>> BEGIN TASK MATERIAL
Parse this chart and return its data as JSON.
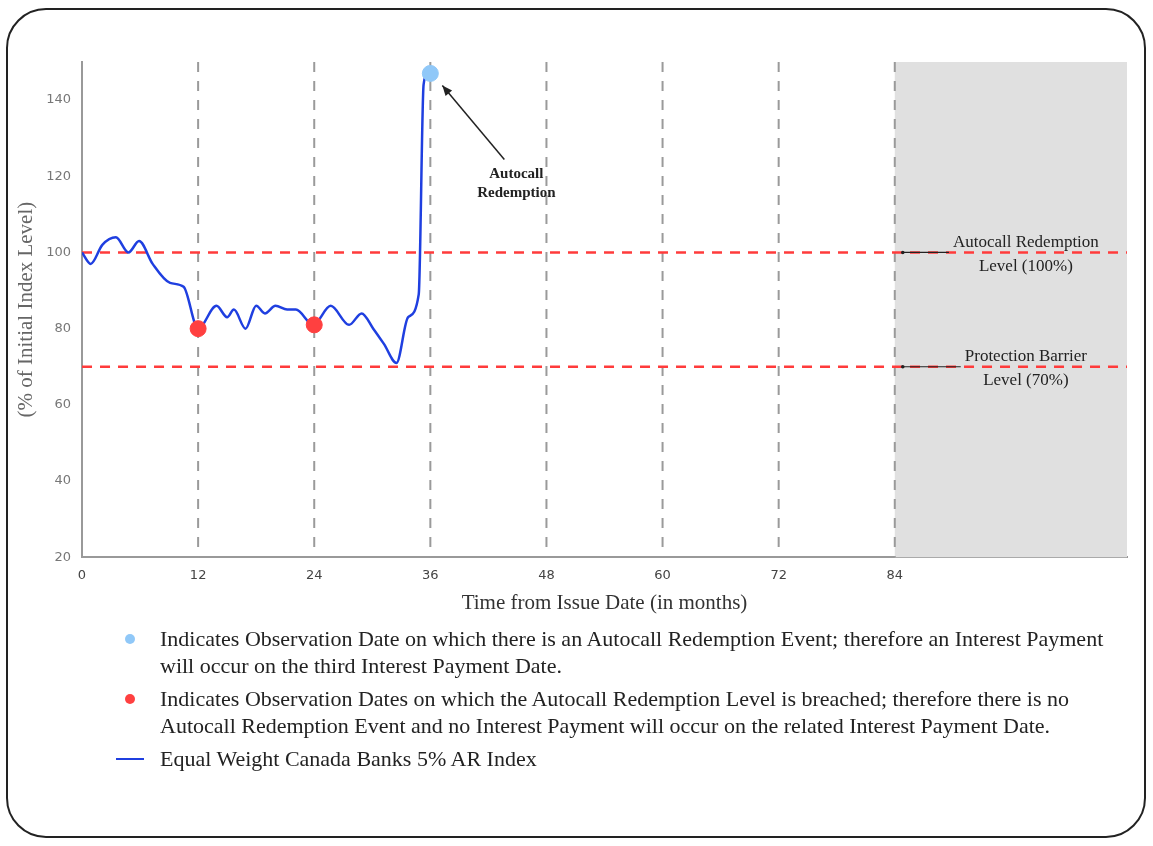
{
  "chart_data": {
    "type": "line",
    "xlabel": "Time from Issue Date (in months)",
    "ylabel": "(% of Initial Index Level)",
    "xlim": [
      0,
      108
    ],
    "xticks": [
      0,
      12,
      24,
      36,
      48,
      60,
      72,
      84
    ],
    "ylim": [
      20,
      150
    ],
    "yticks": [
      20,
      40,
      60,
      80,
      100,
      120,
      140
    ],
    "grid": "x",
    "legend": "bottom",
    "series": [
      {
        "name": "Indicates Observation Date on which there is an Autocall Redemption Event; therefore an Interest Payment will occur on the third Interest Payment Date.",
        "type": "scatter",
        "marker": "circle",
        "color": "#90c8f8",
        "x": [
          36
        ],
        "values": [
          147
        ]
      },
      {
        "name": "Indicates Observation Dates on which the Autocall Redemption Level is breached; therefore there is no Autocall Redemption Event and no Interest Payment will occur on the related Interest Payment Date.",
        "type": "scatter",
        "marker": "circle",
        "color": "#ff4040",
        "x": [
          12,
          24
        ],
        "values": [
          80,
          81
        ]
      },
      {
        "name": "Equal Weight Canada Banks 5% AR Index",
        "marker": "none",
        "line_style": "solid",
        "color": "#1f3fe0",
        "x": [
          0,
          0.9,
          2.1,
          3.5,
          4.8,
          5.9,
          7.3,
          9.1,
          10.5,
          12,
          13.9,
          15,
          15.7,
          16.9,
          18,
          18.9,
          20,
          21.2,
          22.1,
          23.9,
          25.7,
          27.6,
          28.9,
          30.1,
          31.2,
          32.5,
          33.7,
          34.8,
          35.3,
          35.7
        ],
        "values": [
          100,
          97,
          102,
          104,
          100,
          103,
          97,
          92,
          91,
          80,
          86,
          83,
          85,
          80,
          86,
          84,
          86,
          85,
          85,
          81,
          86,
          81,
          84,
          80,
          76,
          71,
          83,
          89,
          144,
          147
        ]
      }
    ],
    "ref_lines": [
      {
        "axis": "y",
        "value": 100,
        "label": "Autocall Redemption Level (100%)",
        "color": "#ff3b3b",
        "line_style": "dashed"
      },
      {
        "axis": "y",
        "value": 70,
        "label": "Protection Barrier Level (70%)",
        "color": "#ff3b3b",
        "line_style": "dashed"
      }
    ],
    "bands": [
      {
        "axis": "x",
        "from": 84,
        "to": 108,
        "color": "#e0e0e0"
      }
    ],
    "annotations": [
      "Autocall Redemption"
    ]
  }
}
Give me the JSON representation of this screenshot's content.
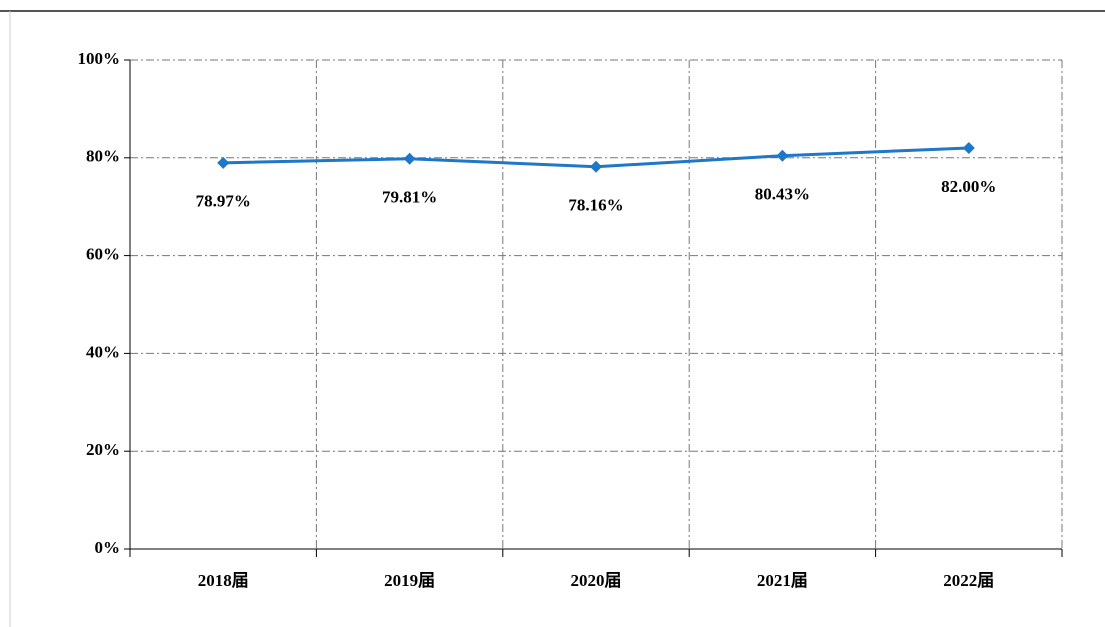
{
  "chart_data": {
    "type": "line",
    "categories": [
      "2018届",
      "2019届",
      "2020届",
      "2021届",
      "2022届"
    ],
    "series": [
      {
        "color": "#1f77c8",
        "values": [
          78.97,
          79.81,
          78.16,
          80.43,
          82.0
        ],
        "value_labels": [
          "78.97%",
          "79.81%",
          "78.16%",
          "80.43%",
          "82.00%"
        ]
      }
    ],
    "ylim": [
      0,
      100
    ],
    "yticks": [
      {
        "value": 0,
        "label": "0%"
      },
      {
        "value": 20,
        "label": "20%"
      },
      {
        "value": 40,
        "label": "40%"
      },
      {
        "value": 60,
        "label": "60%"
      },
      {
        "value": 80,
        "label": "80%"
      },
      {
        "value": 100,
        "label": "100%"
      }
    ],
    "grid": true
  }
}
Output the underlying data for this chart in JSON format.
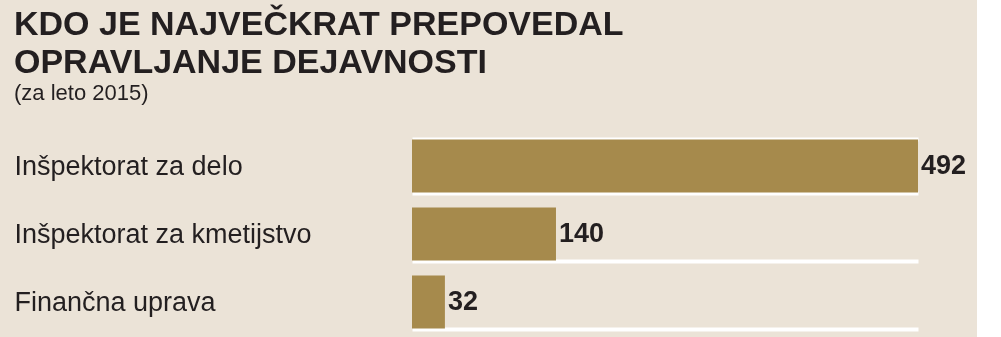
{
  "chart_data": {
    "type": "bar",
    "orientation": "horizontal",
    "title": "KDO JE NAJVEČKRAT PREPOVEDAL OPRAVLJANJE DEJAVNOSTI",
    "subtitle": "(za leto 2015)",
    "categories": [
      "Inšpektorat za delo",
      "Inšpektorat za kmetijstvo",
      "Finančna uprava"
    ],
    "values": [
      492,
      140,
      32
    ],
    "color": "#a68a4c",
    "data_labels": true,
    "grid": "y"
  }
}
>> END TASK MATERIAL
The records above need to be restated word for word, with the pictures left out.

§ **TASK RESPONSE**:
Parse this chart and return its data as JSON.
{
  "chart_data": {
    "type": "line",
    "xlabel": "Time from Issue Date (in months)",
    "ylabel": "(% of Initial Index Level)",
    "xlim": [
      0,
      108
    ],
    "xticks": [
      0,
      12,
      24,
      36,
      48,
      60,
      72,
      84
    ],
    "ylim": [
      20,
      150
    ],
    "yticks": [
      20,
      40,
      60,
      80,
      100,
      120,
      140
    ],
    "grid": "x",
    "legend": "bottom",
    "series": [
      {
        "name": "Indicates Observation Date on which there is an Autocall Redemption Event; therefore an Interest Payment will occur on the third Interest Payment Date.",
        "type": "scatter",
        "marker": "circle",
        "color": "#90c8f8",
        "x": [
          36
        ],
        "values": [
          147
        ]
      },
      {
        "name": "Indicates Observation Dates on which the Autocall Redemption Level is breached; therefore there is no Autocall Redemption Event and no Interest Payment will occur on the related Interest Payment Date.",
        "type": "scatter",
        "marker": "circle",
        "color": "#ff4040",
        "x": [
          12,
          24
        ],
        "values": [
          80,
          81
        ]
      },
      {
        "name": "Equal Weight Canada Banks 5% AR Index",
        "marker": "none",
        "line_style": "solid",
        "color": "#1f3fe0",
        "x": [
          0,
          0.9,
          2.1,
          3.5,
          4.8,
          5.9,
          7.3,
          9.1,
          10.5,
          12,
          13.9,
          15,
          15.7,
          16.9,
          18,
          18.9,
          20,
          21.2,
          22.1,
          23.9,
          25.7,
          27.6,
          28.9,
          30.1,
          31.2,
          32.5,
          33.7,
          34.8,
          35.3,
          35.7
        ],
        "values": [
          100,
          97,
          102,
          104,
          100,
          103,
          97,
          92,
          91,
          80,
          86,
          83,
          85,
          80,
          86,
          84,
          86,
          85,
          85,
          81,
          86,
          81,
          84,
          80,
          76,
          71,
          83,
          89,
          144,
          147
        ]
      }
    ],
    "ref_lines": [
      {
        "axis": "y",
        "value": 100,
        "label": "Autocall Redemption Level (100%)",
        "color": "#ff3b3b",
        "line_style": "dashed"
      },
      {
        "axis": "y",
        "value": 70,
        "label": "Protection Barrier Level (70%)",
        "color": "#ff3b3b",
        "line_style": "dashed"
      }
    ],
    "bands": [
      {
        "axis": "x",
        "from": 84,
        "to": 108,
        "color": "#e0e0e0"
      }
    ],
    "annotations": [
      "Autocall Redemption"
    ]
  }
}
Give me the JSON representation of this screenshot's content.
{
  "chart_data": {
    "type": "line",
    "categories": [
      "2018届",
      "2019届",
      "2020届",
      "2021届",
      "2022届"
    ],
    "series": [
      {
        "color": "#1f77c8",
        "values": [
          78.97,
          79.81,
          78.16,
          80.43,
          82.0
        ],
        "value_labels": [
          "78.97%",
          "79.81%",
          "78.16%",
          "80.43%",
          "82.00%"
        ]
      }
    ],
    "ylim": [
      0,
      100
    ],
    "yticks": [
      {
        "value": 0,
        "label": "0%"
      },
      {
        "value": 20,
        "label": "20%"
      },
      {
        "value": 40,
        "label": "40%"
      },
      {
        "value": 60,
        "label": "60%"
      },
      {
        "value": 80,
        "label": "80%"
      },
      {
        "value": 100,
        "label": "100%"
      }
    ],
    "grid": true
  }
}
Output the underlying data for this chart in JSON format.
{
  "chart_data": {
    "type": "bar",
    "orientation": "horizontal",
    "title": "KDO JE NAJVEČKRAT PREPOVEDAL OPRAVLJANJE DEJAVNOSTI",
    "subtitle": "(za leto 2015)",
    "categories": [
      "Inšpektorat za delo",
      "Inšpektorat za kmetijstvo",
      "Finančna uprava"
    ],
    "values": [
      492,
      140,
      32
    ],
    "color": "#a68a4c",
    "data_labels": true,
    "grid": "y"
  }
}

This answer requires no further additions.